Given records.
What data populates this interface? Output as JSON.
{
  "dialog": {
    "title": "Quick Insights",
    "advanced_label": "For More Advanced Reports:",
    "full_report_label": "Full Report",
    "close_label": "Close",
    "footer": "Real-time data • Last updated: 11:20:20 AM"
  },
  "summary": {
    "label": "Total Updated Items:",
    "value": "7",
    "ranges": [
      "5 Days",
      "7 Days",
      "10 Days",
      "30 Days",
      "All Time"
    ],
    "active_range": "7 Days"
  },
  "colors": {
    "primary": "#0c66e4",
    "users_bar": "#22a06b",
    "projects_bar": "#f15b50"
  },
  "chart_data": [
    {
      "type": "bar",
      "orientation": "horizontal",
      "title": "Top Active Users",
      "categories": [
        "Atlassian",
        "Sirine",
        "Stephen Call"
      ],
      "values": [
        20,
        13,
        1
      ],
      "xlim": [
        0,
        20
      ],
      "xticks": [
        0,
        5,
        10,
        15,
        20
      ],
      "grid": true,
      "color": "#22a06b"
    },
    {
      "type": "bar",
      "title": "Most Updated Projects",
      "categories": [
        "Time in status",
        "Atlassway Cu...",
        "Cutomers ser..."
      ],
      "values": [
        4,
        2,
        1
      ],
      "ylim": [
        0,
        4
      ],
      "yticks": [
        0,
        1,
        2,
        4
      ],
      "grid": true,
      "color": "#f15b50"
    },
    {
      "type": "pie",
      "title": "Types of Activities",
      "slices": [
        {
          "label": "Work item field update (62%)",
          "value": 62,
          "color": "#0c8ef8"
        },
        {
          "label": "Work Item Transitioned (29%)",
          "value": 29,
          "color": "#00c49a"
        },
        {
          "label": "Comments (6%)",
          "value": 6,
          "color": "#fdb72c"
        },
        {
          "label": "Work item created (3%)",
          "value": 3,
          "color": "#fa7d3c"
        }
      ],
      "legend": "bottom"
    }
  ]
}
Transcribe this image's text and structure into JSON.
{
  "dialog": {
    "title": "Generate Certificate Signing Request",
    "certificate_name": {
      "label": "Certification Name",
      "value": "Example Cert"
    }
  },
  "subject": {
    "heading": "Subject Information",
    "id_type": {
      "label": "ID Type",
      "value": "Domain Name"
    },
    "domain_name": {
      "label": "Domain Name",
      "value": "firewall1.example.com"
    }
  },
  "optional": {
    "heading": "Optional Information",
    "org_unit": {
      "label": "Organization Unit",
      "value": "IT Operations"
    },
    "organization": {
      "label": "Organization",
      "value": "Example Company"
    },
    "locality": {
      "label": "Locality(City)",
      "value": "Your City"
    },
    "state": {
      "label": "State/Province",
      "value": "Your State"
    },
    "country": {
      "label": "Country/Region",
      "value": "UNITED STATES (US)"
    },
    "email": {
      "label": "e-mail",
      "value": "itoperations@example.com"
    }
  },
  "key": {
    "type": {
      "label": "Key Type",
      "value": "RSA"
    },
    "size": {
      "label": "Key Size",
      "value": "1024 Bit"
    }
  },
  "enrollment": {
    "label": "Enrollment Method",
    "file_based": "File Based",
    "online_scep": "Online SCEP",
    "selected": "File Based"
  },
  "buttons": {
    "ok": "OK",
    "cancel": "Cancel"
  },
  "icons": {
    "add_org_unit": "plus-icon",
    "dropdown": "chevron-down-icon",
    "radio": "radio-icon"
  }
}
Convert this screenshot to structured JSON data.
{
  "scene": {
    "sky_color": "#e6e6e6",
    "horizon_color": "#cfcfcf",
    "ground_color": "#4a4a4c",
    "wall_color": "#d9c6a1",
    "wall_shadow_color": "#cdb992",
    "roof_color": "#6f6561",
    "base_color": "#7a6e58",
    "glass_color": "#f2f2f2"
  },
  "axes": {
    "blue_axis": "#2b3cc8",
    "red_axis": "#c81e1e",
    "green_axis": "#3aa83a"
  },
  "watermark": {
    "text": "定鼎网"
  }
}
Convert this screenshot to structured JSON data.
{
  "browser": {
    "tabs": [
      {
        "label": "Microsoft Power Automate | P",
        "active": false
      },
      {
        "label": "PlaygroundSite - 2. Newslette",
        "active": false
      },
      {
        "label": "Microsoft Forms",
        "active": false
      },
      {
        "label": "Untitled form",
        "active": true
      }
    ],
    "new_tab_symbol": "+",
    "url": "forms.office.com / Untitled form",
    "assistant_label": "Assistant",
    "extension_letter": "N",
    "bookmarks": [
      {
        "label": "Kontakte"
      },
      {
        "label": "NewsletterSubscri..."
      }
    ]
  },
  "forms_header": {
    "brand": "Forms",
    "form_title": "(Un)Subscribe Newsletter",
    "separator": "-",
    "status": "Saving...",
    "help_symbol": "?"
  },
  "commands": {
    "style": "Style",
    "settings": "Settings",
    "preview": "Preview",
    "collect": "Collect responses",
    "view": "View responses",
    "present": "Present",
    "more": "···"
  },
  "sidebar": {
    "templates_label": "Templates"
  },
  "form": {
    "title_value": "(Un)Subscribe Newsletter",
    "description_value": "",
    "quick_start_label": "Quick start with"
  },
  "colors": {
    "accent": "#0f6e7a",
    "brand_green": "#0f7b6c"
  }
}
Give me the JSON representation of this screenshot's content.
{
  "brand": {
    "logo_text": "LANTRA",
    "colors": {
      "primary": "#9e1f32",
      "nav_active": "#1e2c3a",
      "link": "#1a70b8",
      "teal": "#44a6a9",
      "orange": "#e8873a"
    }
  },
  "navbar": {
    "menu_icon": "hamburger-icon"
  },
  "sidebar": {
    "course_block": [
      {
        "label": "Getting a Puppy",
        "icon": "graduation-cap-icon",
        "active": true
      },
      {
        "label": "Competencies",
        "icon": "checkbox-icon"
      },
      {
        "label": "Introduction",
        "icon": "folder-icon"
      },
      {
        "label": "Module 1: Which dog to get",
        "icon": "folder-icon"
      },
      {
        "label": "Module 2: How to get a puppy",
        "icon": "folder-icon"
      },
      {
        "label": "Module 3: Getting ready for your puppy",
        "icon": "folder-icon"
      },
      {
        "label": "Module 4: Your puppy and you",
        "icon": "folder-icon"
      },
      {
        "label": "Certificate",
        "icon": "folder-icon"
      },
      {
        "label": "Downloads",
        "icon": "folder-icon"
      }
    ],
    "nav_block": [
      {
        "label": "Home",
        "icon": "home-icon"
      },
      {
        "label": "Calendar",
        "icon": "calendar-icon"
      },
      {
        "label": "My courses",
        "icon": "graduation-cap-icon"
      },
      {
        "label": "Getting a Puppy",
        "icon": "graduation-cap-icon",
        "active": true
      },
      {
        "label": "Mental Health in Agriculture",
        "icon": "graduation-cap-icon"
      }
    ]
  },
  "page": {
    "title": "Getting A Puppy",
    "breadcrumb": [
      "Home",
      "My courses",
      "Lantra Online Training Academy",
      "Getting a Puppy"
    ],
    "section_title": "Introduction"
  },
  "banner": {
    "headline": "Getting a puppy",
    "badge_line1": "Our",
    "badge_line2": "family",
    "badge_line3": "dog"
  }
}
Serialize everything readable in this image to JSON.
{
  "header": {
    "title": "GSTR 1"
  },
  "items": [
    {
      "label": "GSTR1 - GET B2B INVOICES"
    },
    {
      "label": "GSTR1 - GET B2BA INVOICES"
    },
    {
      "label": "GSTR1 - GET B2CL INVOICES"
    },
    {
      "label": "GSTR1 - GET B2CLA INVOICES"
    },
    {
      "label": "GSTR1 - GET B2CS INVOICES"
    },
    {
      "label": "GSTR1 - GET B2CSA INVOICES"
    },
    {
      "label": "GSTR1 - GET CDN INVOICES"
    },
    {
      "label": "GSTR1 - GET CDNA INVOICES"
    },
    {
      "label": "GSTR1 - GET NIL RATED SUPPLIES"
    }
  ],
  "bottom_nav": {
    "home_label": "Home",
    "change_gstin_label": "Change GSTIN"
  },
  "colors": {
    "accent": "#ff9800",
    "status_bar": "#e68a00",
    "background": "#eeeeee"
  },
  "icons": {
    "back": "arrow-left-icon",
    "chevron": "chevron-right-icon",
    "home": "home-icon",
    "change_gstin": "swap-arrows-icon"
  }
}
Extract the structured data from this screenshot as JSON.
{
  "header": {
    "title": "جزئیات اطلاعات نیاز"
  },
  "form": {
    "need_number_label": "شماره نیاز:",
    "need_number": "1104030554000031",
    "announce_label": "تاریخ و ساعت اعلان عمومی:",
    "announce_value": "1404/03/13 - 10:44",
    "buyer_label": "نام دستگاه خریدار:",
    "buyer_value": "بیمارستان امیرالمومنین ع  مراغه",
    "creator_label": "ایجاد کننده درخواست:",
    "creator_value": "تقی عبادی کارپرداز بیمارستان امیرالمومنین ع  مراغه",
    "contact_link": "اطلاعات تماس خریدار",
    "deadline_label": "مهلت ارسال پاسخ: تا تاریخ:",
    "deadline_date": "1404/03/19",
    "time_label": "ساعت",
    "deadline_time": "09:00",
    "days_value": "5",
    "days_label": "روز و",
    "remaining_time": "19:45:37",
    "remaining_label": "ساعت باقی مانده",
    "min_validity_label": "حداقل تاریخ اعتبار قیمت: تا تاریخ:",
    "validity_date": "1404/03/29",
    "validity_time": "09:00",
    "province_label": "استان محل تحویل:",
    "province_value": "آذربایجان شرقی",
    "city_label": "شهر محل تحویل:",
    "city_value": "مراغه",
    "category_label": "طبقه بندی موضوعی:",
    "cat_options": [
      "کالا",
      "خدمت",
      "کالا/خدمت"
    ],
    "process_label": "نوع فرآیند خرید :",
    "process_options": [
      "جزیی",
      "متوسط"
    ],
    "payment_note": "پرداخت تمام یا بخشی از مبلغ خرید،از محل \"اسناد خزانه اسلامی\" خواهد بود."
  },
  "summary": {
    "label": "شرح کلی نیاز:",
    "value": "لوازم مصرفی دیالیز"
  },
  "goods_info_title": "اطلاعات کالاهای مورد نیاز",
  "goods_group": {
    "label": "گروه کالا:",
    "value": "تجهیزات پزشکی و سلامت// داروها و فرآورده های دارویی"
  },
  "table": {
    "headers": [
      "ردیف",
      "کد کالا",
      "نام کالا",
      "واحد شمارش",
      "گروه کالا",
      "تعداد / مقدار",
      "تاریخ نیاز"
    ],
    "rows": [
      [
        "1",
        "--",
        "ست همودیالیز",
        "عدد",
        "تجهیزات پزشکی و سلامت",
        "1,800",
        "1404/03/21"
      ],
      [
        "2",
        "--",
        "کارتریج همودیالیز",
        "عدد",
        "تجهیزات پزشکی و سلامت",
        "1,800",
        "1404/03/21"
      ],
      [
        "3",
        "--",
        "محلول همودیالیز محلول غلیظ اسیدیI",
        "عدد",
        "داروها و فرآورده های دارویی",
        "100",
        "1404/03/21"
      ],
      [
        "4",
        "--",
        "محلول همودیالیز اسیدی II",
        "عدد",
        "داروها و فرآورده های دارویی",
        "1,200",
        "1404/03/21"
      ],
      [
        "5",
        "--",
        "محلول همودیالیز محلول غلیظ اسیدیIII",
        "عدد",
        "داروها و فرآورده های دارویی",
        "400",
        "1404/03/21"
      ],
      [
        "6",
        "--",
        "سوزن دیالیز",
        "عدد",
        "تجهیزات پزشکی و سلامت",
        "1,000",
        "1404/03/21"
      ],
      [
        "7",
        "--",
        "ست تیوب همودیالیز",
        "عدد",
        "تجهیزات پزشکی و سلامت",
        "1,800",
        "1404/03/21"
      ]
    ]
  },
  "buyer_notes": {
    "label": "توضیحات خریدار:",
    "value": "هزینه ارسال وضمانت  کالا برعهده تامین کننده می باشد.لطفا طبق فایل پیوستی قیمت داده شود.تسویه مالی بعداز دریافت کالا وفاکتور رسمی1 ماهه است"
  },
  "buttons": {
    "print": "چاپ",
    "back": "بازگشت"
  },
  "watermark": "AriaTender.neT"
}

Task prompt.
Copy down every line of the entries containing the word "امیرالمومنین".

Written response.
    "buyer_value": "بیمارستان امیرالمومنین ع  مراغه",
    "creator_value": "تقی عبادی کارپرداز بیمارستان امیرالمومنین ع  مراغه",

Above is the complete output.